## [WORK TO BE COMPLETED]
Write out the records below once more, exactly as they stand.

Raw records
***

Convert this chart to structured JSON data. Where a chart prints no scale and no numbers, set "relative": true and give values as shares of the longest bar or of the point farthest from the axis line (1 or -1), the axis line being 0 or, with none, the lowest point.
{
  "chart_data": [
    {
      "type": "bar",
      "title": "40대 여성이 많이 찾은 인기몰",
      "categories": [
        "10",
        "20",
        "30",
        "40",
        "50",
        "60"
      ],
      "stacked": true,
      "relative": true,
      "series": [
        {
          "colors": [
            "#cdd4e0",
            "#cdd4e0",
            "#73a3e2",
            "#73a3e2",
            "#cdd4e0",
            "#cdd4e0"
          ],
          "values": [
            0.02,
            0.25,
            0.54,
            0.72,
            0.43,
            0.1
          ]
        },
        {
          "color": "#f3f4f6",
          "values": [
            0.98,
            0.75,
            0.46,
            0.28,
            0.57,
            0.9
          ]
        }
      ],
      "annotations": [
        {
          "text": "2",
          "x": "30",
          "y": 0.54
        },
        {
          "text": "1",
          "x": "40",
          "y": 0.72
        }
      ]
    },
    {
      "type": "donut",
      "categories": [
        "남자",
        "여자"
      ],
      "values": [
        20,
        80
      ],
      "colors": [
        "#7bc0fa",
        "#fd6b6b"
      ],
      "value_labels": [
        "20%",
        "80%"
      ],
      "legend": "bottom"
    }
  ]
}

***

## [RESULT FOR THIS EXERCISE]
Convert this chart to structured JSON data. Where a chart prints no scale and no numbers, set "relative": true and give values as shares of the longest bar or of the point farthest from the axis line (1 or -1), the axis line being 0 or, with none, the lowest point.
{
  "chart_data": [
    {
      "type": "bar",
      "title": "40대 여성이 많이 찾은 인기몰",
      "categories": [
        "10",
        "20",
        "30",
        "40",
        "50",
        "60"
      ],
      "stacked": true,
      "relative": true,
      "series": [
        {
          "colors": [
            "#cdd4e0",
            "#cdd4e0",
            "#73a3e2",
            "#73a3e2",
            "#cdd4e0",
            "#cdd4e0"
          ],
          "values": [
            0.02,
            0.25,
            0.54,
            0.72,
            0.43,
            0.1
          ]
        },
        {
          "color": "#f3f4f6",
          "values": [
            0.98,
            0.75,
            0.46,
            0.28,
            0.57,
            0.9
          ]
        }
      ],
      "annotations": [
        {
          "text": "2",
          "x": "30",
          "y": 0.54
        },
        {
          "text": "1",
          "x": "40",
          "y": 0.72
        }
      ]
    },
    {
      "type": "donut",
      "categories": [
        "남자",
        "여자"
      ],
      "values": [
        20,
        80
      ],
      "colors": [
        "#7bc0fa",
        "#fd6b6b"
      ],
      "value_labels": [
        "20%",
        "80%"
      ],
      "legend": "bottom"
    }
  ]
}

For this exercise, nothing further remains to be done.